=== WHAT IS EXPECTED ===
Below are some entries; can you quote all of them exactly?

(Data entries for graphics)
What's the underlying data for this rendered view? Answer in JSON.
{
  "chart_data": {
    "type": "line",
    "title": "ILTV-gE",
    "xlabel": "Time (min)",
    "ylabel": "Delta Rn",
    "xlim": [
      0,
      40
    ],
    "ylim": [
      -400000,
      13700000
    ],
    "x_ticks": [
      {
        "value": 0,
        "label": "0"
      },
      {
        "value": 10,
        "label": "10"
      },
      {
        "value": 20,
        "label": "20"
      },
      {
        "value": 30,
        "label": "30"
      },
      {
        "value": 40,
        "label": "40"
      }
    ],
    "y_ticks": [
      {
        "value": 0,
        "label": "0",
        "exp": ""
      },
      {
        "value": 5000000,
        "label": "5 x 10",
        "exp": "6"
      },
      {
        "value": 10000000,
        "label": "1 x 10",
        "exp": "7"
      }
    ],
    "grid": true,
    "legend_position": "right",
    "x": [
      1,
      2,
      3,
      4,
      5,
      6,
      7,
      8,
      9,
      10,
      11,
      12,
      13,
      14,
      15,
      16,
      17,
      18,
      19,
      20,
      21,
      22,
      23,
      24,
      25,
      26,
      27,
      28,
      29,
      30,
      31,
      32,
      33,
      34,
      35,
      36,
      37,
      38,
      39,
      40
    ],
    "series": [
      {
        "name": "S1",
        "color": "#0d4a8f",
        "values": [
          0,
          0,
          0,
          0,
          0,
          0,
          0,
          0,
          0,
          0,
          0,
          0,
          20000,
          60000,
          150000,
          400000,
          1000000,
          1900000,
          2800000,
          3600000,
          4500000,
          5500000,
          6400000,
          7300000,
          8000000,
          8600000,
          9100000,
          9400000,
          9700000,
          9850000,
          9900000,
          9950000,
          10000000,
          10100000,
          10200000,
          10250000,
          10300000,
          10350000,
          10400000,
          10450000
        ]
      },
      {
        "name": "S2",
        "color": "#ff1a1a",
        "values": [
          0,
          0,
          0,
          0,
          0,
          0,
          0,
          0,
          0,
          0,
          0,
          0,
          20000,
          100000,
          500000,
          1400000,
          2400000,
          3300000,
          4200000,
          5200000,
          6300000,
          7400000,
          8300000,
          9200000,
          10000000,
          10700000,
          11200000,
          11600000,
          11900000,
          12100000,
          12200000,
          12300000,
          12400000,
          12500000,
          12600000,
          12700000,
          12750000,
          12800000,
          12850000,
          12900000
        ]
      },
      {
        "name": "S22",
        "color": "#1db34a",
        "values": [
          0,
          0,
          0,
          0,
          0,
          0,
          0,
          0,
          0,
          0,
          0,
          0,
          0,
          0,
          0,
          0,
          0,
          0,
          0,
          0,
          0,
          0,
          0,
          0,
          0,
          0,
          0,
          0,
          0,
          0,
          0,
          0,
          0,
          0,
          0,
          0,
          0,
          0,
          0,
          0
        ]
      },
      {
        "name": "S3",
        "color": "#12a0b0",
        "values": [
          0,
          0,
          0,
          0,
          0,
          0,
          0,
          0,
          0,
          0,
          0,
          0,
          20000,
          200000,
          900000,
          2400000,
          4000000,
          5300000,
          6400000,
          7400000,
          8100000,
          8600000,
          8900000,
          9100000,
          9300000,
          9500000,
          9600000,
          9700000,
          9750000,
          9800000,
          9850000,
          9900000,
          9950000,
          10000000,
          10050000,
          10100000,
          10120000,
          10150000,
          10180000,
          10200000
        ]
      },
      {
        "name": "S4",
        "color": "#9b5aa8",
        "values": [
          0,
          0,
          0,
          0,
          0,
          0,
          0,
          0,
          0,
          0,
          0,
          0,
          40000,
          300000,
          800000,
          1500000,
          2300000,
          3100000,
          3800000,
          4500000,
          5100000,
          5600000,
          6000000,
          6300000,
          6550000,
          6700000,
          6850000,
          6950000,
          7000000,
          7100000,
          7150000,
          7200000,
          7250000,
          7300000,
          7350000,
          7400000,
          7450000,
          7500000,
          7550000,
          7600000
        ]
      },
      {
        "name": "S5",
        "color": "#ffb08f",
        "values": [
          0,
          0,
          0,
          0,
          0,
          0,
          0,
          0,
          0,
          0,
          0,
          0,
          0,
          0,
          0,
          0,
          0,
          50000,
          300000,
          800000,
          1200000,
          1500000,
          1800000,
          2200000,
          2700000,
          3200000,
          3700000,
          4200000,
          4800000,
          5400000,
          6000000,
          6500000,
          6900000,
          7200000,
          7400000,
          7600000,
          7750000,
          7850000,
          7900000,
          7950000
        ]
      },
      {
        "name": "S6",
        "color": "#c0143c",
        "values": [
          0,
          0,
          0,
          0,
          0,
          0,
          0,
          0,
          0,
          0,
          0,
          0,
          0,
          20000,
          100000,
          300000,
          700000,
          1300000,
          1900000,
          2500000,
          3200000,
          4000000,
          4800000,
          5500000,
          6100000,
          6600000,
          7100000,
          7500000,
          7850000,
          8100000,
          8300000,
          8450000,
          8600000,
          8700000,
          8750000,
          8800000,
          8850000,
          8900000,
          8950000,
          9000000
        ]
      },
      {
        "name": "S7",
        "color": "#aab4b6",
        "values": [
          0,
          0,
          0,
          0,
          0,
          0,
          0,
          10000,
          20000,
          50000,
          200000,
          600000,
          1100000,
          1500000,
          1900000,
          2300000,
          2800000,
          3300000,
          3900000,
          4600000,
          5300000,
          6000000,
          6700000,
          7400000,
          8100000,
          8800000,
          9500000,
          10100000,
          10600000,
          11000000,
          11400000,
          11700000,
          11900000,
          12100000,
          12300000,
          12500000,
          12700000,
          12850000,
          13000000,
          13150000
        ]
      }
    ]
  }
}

=== RESPONSE BELOW ===
What's the underlying data for this rendered view? Answer in JSON.
{
  "chart_data": {
    "type": "line",
    "title": "ILTV-gE",
    "xlabel": "Time (min)",
    "ylabel": "Delta Rn",
    "xlim": [
      0,
      40
    ],
    "ylim": [
      -400000,
      13700000
    ],
    "x_ticks": [
      {
        "value": 0,
        "label": "0"
      },
      {
        "value": 10,
        "label": "10"
      },
      {
        "value": 20,
        "label": "20"
      },
      {
        "value": 30,
        "label": "30"
      },
      {
        "value": 40,
        "label": "40"
      }
    ],
    "y_ticks": [
      {
        "value": 0,
        "label": "0",
        "exp": ""
      },
      {
        "value": 5000000,
        "label": "5 x 10",
        "exp": "6"
      },
      {
        "value": 10000000,
        "label": "1 x 10",
        "exp": "7"
      }
    ],
    "grid": true,
    "legend_position": "right",
    "x": [
      1,
      2,
      3,
      4,
      5,
      6,
      7,
      8,
      9,
      10,
      11,
      12,
      13,
      14,
      15,
      16,
      17,
      18,
      19,
      20,
      21,
      22,
      23,
      24,
      25,
      26,
      27,
      28,
      29,
      30,
      31,
      32,
      33,
      34,
      35,
      36,
      37,
      38,
      39,
      40
    ],
    "series": [
      {
        "name": "S1",
        "color": "#0d4a8f",
        "values": [
          0,
          0,
          0,
          0,
          0,
          0,
          0,
          0,
          0,
          0,
          0,
          0,
          20000,
          60000,
          150000,
          400000,
          1000000,
          1900000,
          2800000,
          3600000,
          4500000,
          5500000,
          6400000,
          7300000,
          8000000,
          8600000,
          9100000,
          9400000,
          9700000,
          9850000,
          9900000,
          9950000,
          10000000,
          10100000,
          10200000,
          10250000,
          10300000,
          10350000,
          10400000,
          10450000
        ]
      },
      {
        "name": "S2",
        "color": "#ff1a1a",
        "values": [
          0,
          0,
          0,
          0,
          0,
          0,
          0,
          0,
          0,
          0,
          0,
          0,
          20000,
          100000,
          500000,
          1400000,
          2400000,
          3300000,
          4200000,
          5200000,
          6300000,
          7400000,
          8300000,
          9200000,
          10000000,
          10700000,
          11200000,
          11600000,
          11900000,
          12100000,
          12200000,
          12300000,
          12400000,
          12500000,
          12600000,
          12700000,
          12750000,
          12800000,
          12850000,
          12900000
        ]
      },
      {
        "name": "S22",
        "color": "#1db34a",
        "values": [
          0,
          0,
          0,
          0,
          0,
          0,
          0,
          0,
          0,
          0,
          0,
          0,
          0,
          0,
          0,
          0,
          0,
          0,
          0,
          0,
          0,
          0,
          0,
          0,
          0,
          0,
          0,
          0,
          0,
          0,
          0,
          0,
          0,
          0,
          0,
          0,
          0,
          0,
          0,
          0
        ]
      },
      {
        "name": "S3",
        "color": "#12a0b0",
        "values": [
          0,
          0,
          0,
          0,
          0,
          0,
          0,
          0,
          0,
          0,
          0,
          0,
          20000,
          200000,
          900000,
          2400000,
          4000000,
          5300000,
          6400000,
          7400000,
          8100000,
          8600000,
          8900000,
          9100000,
          9300000,
          9500000,
          9600000,
          9700000,
          9750000,
          9800000,
          9850000,
          9900000,
          9950000,
          10000000,
          10050000,
          10100000,
          10120000,
          10150000,
          10180000,
          10200000
        ]
      },
      {
        "name": "S4",
        "color": "#9b5aa8",
        "values": [
          0,
          0,
          0,
          0,
          0,
          0,
          0,
          0,
          0,
          0,
          0,
          0,
          40000,
          300000,
          800000,
          1500000,
          2300000,
          3100000,
          3800000,
          4500000,
          5100000,
          5600000,
          6000000,
          6300000,
          6550000,
          6700000,
          6850000,
          6950000,
          7000000,
          7100000,
          7150000,
          7200000,
          7250000,
          7300000,
          7350000,
          7400000,
          7450000,
          7500000,
          7550000,
          7600000
        ]
      },
      {
        "name": "S5",
        "color": "#ffb08f",
        "values": [
          0,
          0,
          0,
          0,
          0,
          0,
          0,
          0,
          0,
          0,
          0,
          0,
          0,
          0,
          0,
          0,
          0,
          50000,
          300000,
          800000,
          1200000,
          1500000,
          1800000,
          2200000,
          2700000,
          3200000,
          3700000,
          4200000,
          4800000,
          5400000,
          6000000,
          6500000,
          6900000,
          7200000,
          7400000,
          7600000,
          7750000,
          7850000,
          7900000,
          7950000
        ]
      },
      {
        "name": "S6",
        "color": "#c0143c",
        "values": [
          0,
          0,
          0,
          0,
          0,
          0,
          0,
          0,
          0,
          0,
          0,
          0,
          0,
          20000,
          100000,
          300000,
          700000,
          1300000,
          1900000,
          2500000,
          3200000,
          4000000,
          4800000,
          5500000,
          6100000,
          6600000,
          7100000,
          7500000,
          7850000,
          8100000,
          8300000,
          8450000,
          8600000,
          8700000,
          8750000,
          8800000,
          8850000,
          8900000,
          8950000,
          9000000
        ]
      },
      {
        "name": "S7",
        "color": "#aab4b6",
        "values": [
          0,
          0,
          0,
          0,
          0,
          0,
          0,
          10000,
          20000,
          50000,
          200000,
          600000,
          1100000,
          1500000,
          1900000,
          2300000,
          2800000,
          3300000,
          3900000,
          4600000,
          5300000,
          6000000,
          6700000,
          7400000,
          8100000,
          8800000,
          9500000,
          10100000,
          10600000,
          11000000,
          11400000,
          11700000,
          11900000,
          12100000,
          12300000,
          12500000,
          12700000,
          12850000,
          13000000,
          13150000
        ]
      }
    ]
  }
}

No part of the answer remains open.